What you should do: Using the listing beneath this task, count the lines with the word "emoji" and write only the result.

Records shown:

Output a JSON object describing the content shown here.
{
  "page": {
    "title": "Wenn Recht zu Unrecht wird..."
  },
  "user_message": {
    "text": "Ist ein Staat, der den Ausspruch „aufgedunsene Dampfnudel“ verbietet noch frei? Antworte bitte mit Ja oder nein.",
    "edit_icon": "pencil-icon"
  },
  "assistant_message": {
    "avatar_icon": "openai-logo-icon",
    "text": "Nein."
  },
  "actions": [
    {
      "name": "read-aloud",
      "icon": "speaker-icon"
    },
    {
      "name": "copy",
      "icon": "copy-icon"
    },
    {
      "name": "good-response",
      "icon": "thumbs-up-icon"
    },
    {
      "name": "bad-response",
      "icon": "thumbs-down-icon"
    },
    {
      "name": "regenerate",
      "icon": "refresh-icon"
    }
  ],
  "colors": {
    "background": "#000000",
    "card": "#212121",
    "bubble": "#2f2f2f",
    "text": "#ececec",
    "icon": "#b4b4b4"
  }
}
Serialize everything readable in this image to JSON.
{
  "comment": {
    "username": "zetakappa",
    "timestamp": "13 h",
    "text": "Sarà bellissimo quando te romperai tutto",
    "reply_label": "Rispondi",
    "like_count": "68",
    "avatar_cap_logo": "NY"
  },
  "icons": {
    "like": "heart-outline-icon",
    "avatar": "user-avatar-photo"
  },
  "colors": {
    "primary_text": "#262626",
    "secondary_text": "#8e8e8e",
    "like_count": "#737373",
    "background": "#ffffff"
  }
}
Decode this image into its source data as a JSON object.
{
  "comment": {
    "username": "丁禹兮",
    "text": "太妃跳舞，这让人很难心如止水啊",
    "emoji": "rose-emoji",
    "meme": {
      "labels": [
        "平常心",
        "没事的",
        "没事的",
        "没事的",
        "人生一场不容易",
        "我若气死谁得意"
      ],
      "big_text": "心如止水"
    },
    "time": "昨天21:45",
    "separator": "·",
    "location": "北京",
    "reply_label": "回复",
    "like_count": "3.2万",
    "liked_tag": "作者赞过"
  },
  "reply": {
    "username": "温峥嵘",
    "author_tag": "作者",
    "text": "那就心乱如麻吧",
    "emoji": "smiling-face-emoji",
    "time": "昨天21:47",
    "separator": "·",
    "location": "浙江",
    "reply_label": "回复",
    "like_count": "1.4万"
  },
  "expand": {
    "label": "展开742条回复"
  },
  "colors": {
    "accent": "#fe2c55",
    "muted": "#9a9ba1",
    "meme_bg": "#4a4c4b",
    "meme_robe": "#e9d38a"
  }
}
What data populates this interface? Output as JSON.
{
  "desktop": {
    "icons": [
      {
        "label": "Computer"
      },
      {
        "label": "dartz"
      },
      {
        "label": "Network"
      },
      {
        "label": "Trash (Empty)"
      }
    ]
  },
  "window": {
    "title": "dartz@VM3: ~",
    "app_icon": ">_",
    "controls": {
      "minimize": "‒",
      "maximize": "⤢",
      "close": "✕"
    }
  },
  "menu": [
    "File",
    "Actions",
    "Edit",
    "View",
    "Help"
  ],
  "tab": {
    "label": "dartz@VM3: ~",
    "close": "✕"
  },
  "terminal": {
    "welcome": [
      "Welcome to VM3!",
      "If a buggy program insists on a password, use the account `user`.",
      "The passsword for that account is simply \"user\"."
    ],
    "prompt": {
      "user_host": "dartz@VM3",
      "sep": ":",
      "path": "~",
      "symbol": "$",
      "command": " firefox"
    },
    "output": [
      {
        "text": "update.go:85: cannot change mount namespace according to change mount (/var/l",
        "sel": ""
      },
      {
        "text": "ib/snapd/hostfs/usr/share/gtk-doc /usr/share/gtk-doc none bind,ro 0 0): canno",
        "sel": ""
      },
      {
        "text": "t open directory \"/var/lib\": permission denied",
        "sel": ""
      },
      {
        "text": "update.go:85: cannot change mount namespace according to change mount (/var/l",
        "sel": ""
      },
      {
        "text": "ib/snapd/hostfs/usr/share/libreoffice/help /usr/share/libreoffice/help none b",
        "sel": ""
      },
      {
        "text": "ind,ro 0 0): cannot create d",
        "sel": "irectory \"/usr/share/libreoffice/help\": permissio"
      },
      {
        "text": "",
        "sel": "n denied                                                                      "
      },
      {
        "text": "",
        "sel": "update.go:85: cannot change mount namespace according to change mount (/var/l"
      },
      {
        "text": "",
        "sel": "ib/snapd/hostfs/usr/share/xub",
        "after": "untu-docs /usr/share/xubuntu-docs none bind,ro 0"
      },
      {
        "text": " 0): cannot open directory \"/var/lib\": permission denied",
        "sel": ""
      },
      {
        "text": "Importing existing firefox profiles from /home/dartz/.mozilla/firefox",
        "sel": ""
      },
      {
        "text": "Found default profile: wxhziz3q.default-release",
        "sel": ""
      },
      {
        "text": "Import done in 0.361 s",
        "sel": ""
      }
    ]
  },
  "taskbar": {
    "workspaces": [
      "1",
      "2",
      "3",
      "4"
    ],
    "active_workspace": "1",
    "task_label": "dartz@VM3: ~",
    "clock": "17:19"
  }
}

Response to this exercise: 2